╔══
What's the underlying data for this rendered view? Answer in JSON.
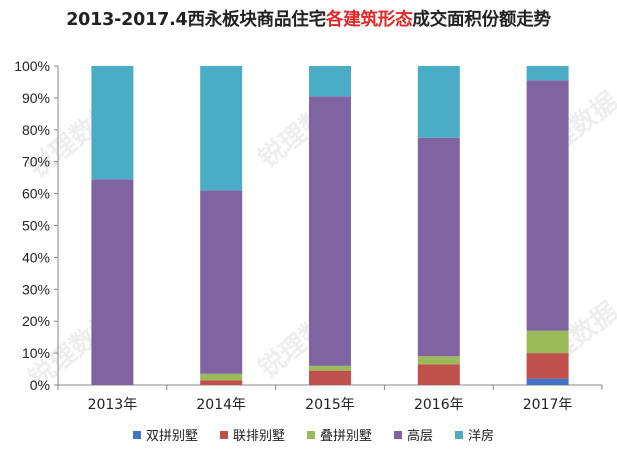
{
  "title": {
    "part1": "2013-2017.4西永板块商品住宅",
    "highlight": "各建筑形态",
    "part2": "成交面积份额走势"
  },
  "watermark_text": "锐理数据",
  "chart_data": {
    "type": "bar",
    "stacked": "percent",
    "categories": [
      "2013年",
      "2014年",
      "2015年",
      "2016年",
      "2017年"
    ],
    "series": [
      {
        "name": "双拼别墅",
        "color": "#4472c4",
        "values": [
          0,
          0,
          0,
          0,
          2
        ]
      },
      {
        "name": "联排别墅",
        "color": "#c0504d",
        "values": [
          0,
          1.5,
          4.5,
          6.5,
          8
        ]
      },
      {
        "name": "叠拼别墅",
        "color": "#9bbb59",
        "values": [
          0,
          2,
          1.5,
          2.5,
          7
        ]
      },
      {
        "name": "高层",
        "color": "#8064a2",
        "values": [
          64.5,
          57.5,
          84.5,
          68.5,
          78.5
        ]
      },
      {
        "name": "洋房",
        "color": "#4bacc6",
        "values": [
          35.5,
          39,
          9.5,
          22.5,
          4.5
        ]
      }
    ],
    "yticks": [
      "0%",
      "10%",
      "20%",
      "30%",
      "40%",
      "50%",
      "60%",
      "70%",
      "80%",
      "90%",
      "100%"
    ],
    "ylim": [
      0,
      100
    ],
    "legend": "bottom",
    "grid": false
  }
}
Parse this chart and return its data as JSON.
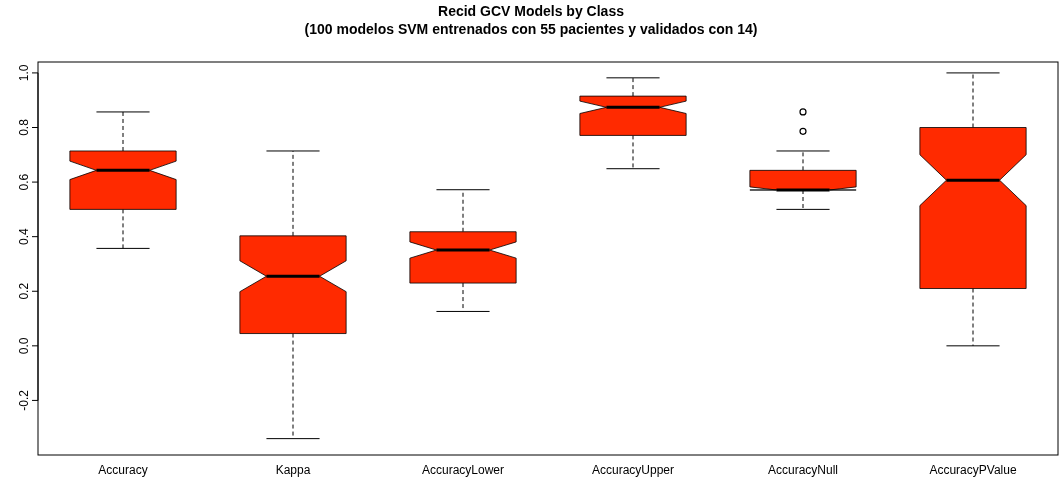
{
  "chart_data": {
    "type": "box",
    "title": "Recid GCV Models by Class",
    "subtitle": "(100 modelos SVM entrenados con 55 pacientes y validados con 14)",
    "categories": [
      "Accuracy",
      "Kappa",
      "AccuracyLower",
      "AccuracyUpper",
      "AccuracyNull",
      "AccuracyPValue"
    ],
    "color": "#ff2a00",
    "boxes": [
      {
        "low": 0.357,
        "q1": 0.5,
        "median": 0.643,
        "q3": 0.714,
        "high": 0.857
      },
      {
        "low": -0.34,
        "q1": 0.045,
        "median": 0.255,
        "q3": 0.403,
        "high": 0.714
      },
      {
        "low": 0.126,
        "q1": 0.23,
        "median": 0.351,
        "q3": 0.418,
        "high": 0.572
      },
      {
        "low": 0.649,
        "q1": 0.771,
        "median": 0.874,
        "q3": 0.915,
        "high": 0.982
      },
      {
        "low": 0.5,
        "q1": 0.571,
        "median": 0.571,
        "q3": 0.643,
        "high": 0.714,
        "outliers": [
          0.786,
          0.857
        ]
      },
      {
        "low": 0.0,
        "q1": 0.21,
        "median": 0.607,
        "q3": 0.8,
        "high": 1.0
      }
    ],
    "ylim": [
      -0.4,
      1.04
    ],
    "yticks": [
      {
        "value": -0.2,
        "label": "-0.2"
      },
      {
        "value": 0,
        "label": "0.0"
      },
      {
        "value": 0.2,
        "label": "0.2"
      },
      {
        "value": 0.4,
        "label": "0.4"
      },
      {
        "value": 0.6,
        "label": "0.6"
      },
      {
        "value": 0.8,
        "label": "0.8"
      },
      {
        "value": 1,
        "label": "1.0"
      }
    ],
    "grid": false
  }
}
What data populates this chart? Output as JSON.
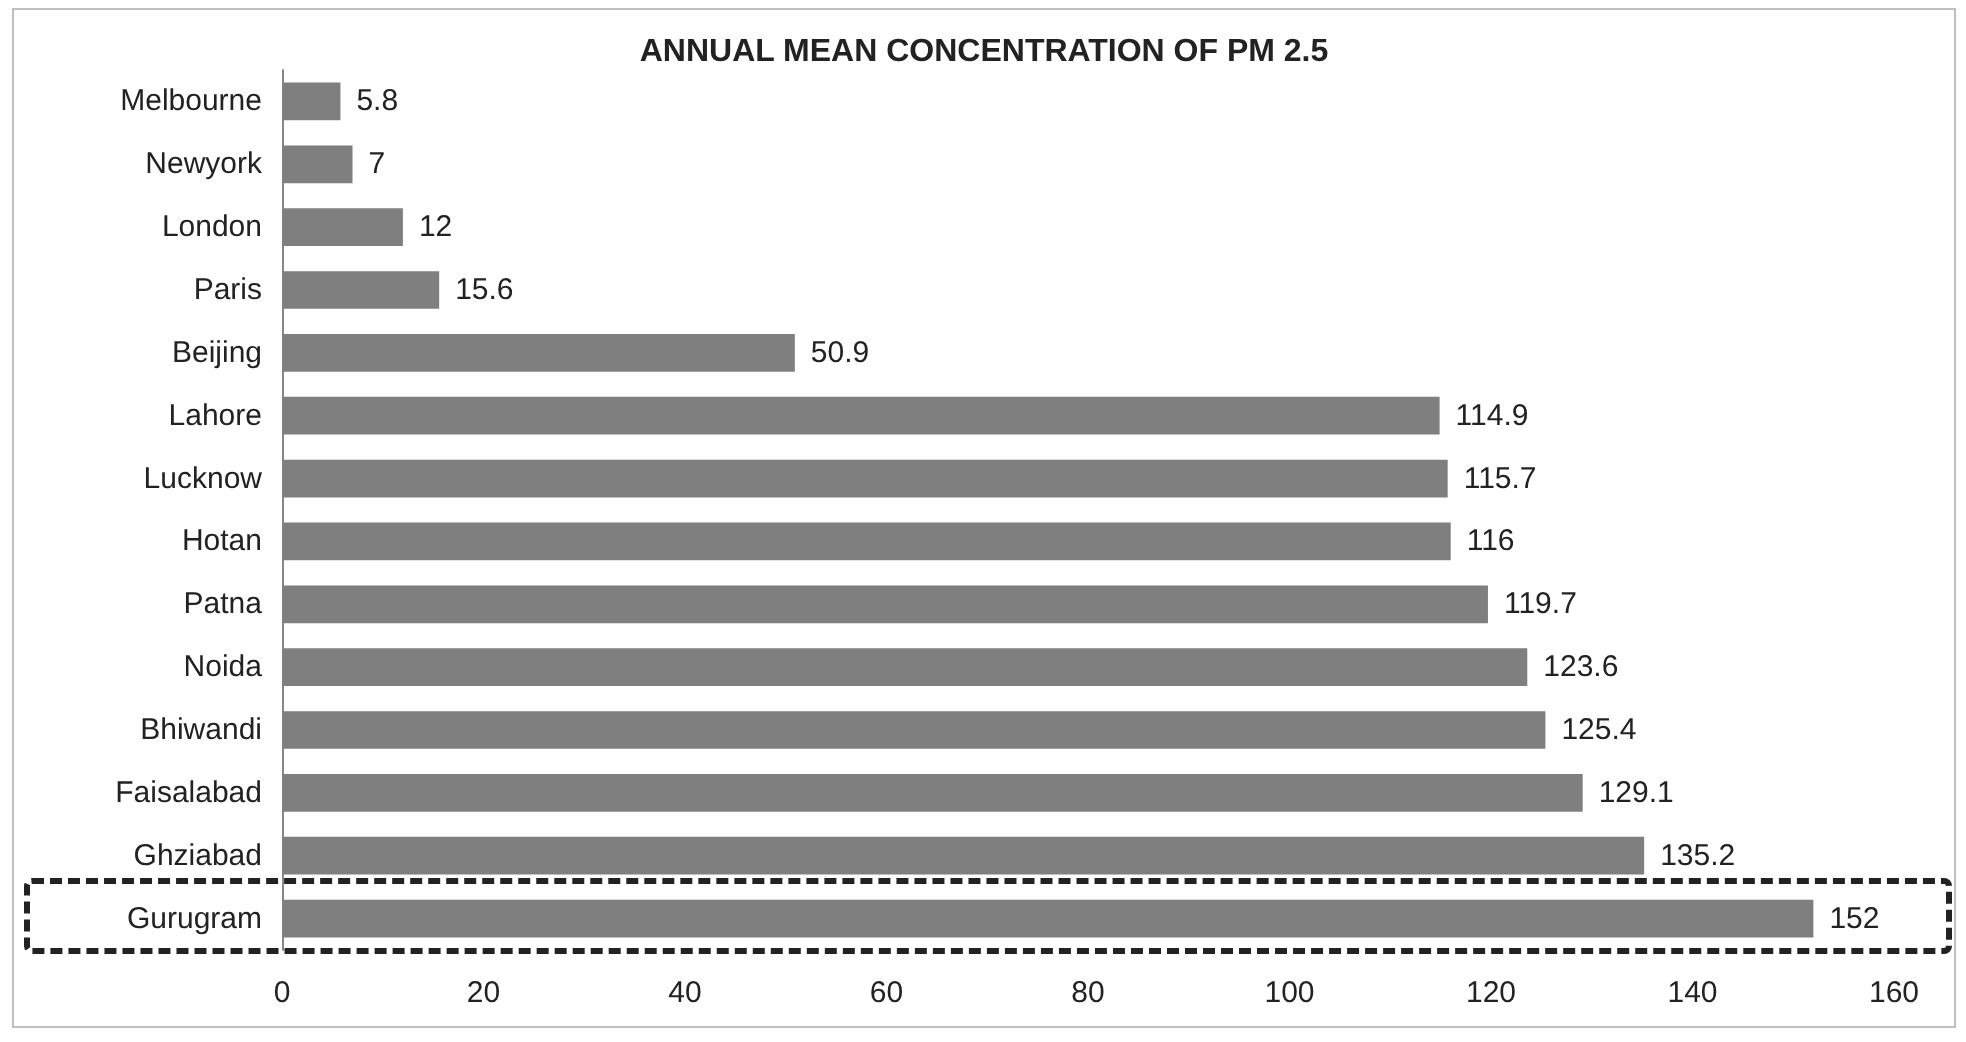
╚══
What is expected.
Without the images, write out each line of the data verbatim.

Solution to the problem.
What's the underlying data for this rendered view? Answer in JSON.
{
  "title": {
    "part1": "2013-2017.4西永板块商品住宅",
    "highlight": "各建筑形态",
    "part2": "成交面积份额走势"
  },
  "watermark_text": "锐理数据",
  "chart_data": {
    "type": "bar",
    "stacked": "percent",
    "categories": [
      "2013年",
      "2014年",
      "2015年",
      "2016年",
      "2017年"
    ],
    "series": [
      {
        "name": "双拼别墅",
        "color": "#4472c4",
        "values": [
          0,
          0,
          0,
          0,
          2
        ]
      },
      {
        "name": "联排别墅",
        "color": "#c0504d",
        "values": [
          0,
          1.5,
          4.5,
          6.5,
          8
        ]
      },
      {
        "name": "叠拼别墅",
        "color": "#9bbb59",
        "values": [
          0,
          2,
          1.5,
          2.5,
          7
        ]
      },
      {
        "name": "高层",
        "color": "#8064a2",
        "values": [
          64.5,
          57.5,
          84.5,
          68.5,
          78.5
        ]
      },
      {
        "name": "洋房",
        "color": "#4bacc6",
        "values": [
          35.5,
          39,
          9.5,
          22.5,
          4.5
        ]
      }
    ],
    "yticks": [
      "0%",
      "10%",
      "20%",
      "30%",
      "40%",
      "50%",
      "60%",
      "70%",
      "80%",
      "90%",
      "100%"
    ],
    "ylim": [
      0,
      100
    ],
    "legend": "bottom",
    "grid": false
  }
}
Parse this chart and return its data as JSON.
{
  "chart_data": {
    "type": "box",
    "title": "Recid GCV Models by Class",
    "subtitle": "(100 modelos SVM entrenados con 55 pacientes y validados con 14)",
    "categories": [
      "Accuracy",
      "Kappa",
      "AccuracyLower",
      "AccuracyUpper",
      "AccuracyNull",
      "AccuracyPValue"
    ],
    "color": "#ff2a00",
    "boxes": [
      {
        "low": 0.357,
        "q1": 0.5,
        "median": 0.643,
        "q3": 0.714,
        "high": 0.857
      },
      {
        "low": -0.34,
        "q1": 0.045,
        "median": 0.255,
        "q3": 0.403,
        "high": 0.714
      },
      {
        "low": 0.126,
        "q1": 0.23,
        "median": 0.351,
        "q3": 0.418,
        "high": 0.572
      },
      {
        "low": 0.649,
        "q1": 0.771,
        "median": 0.874,
        "q3": 0.915,
        "high": 0.982
      },
      {
        "low": 0.5,
        "q1": 0.571,
        "median": 0.571,
        "q3": 0.643,
        "high": 0.714,
        "outliers": [
          0.786,
          0.857
        ]
      },
      {
        "low": 0.0,
        "q1": 0.21,
        "median": 0.607,
        "q3": 0.8,
        "high": 1.0
      }
    ],
    "ylim": [
      -0.4,
      1.04
    ],
    "yticks": [
      {
        "value": -0.2,
        "label": "-0.2"
      },
      {
        "value": 0,
        "label": "0.0"
      },
      {
        "value": 0.2,
        "label": "0.2"
      },
      {
        "value": 0.4,
        "label": "0.4"
      },
      {
        "value": 0.6,
        "label": "0.6"
      },
      {
        "value": 0.8,
        "label": "0.8"
      },
      {
        "value": 1,
        "label": "1.0"
      }
    ],
    "grid": false
  }
}
What data populates this chart? Output as JSON.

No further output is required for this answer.